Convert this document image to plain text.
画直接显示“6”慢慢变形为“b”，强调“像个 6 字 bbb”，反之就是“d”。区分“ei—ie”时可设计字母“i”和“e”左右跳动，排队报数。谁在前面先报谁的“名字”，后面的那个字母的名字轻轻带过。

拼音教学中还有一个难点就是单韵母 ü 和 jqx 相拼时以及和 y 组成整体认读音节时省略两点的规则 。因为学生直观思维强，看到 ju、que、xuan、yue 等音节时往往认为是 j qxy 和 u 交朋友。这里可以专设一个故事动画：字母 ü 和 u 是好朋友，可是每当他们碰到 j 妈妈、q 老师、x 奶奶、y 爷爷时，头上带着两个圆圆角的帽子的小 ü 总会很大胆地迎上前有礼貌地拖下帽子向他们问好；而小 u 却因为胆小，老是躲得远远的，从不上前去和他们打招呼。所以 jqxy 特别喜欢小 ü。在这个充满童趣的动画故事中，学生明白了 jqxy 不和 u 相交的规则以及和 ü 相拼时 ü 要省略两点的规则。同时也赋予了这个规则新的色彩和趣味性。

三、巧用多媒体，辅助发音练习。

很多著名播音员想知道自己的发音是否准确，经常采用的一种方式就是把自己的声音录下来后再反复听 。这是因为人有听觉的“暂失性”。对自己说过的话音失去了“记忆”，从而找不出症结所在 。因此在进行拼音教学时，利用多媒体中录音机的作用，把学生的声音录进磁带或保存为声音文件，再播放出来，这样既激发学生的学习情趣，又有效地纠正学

_Requirements_
Write out the full listing exactly as given.

_Correct response_
Convert this document image to plain text.
画直接显示“6”慢慢变形为“b”，强调“像个 6 字 bbb”，反之就是“d”。区分“ei—ie”时可设计字母“i”和“e”左右跳动，排队报数。谁在前面先报谁的“名字”，后面的那个字母的名字轻轻带过。

拼音教学中还有一个难点就是单韵母 ü 和 jqx 相拼时以及和 y 组成整体认读音节时省略两点的规则 。因为学生直观思维强，看到 ju、que、xuan、yue 等音节时往往认为是 j qxy 和 u 交朋友。这里可以专设一个故事动画：字母 ü 和 u 是好朋友，可是每当他们碰到 j 妈妈、q 老师、x 奶奶、y 爷爷时，头上带着两个圆圆角的帽子的小 ü 总会很大胆地迎上前有礼貌地拖下帽子向他们问好；而小 u 却因为胆小，老是躲得远远的，从不上前去和他们打招呼。所以 jqxy 特别喜欢小 ü。在这个充满童趣的动画故事中，学生明白了 jqxy 不和 u 相交的规则以及和 ü 相拼时 ü 要省略两点的规则。同时也赋予了这个规则新的色彩和趣味性。

三、巧用多媒体，辅助发音练习。

很多著名播音员想知道自己的发音是否准确，经常采用的一种方式就是把自己的声音录下来后再反复听 。这是因为人有听觉的“暂失性”。对自己说过的话音失去了“记忆”，从而找不出症结所在 。因此在进行拼音教学时，利用多媒体中录音机的作用，把学生的声音录进磁带或保存为声音文件，再播放出来，这样既激发学生的学习情趣，又有效地纠正学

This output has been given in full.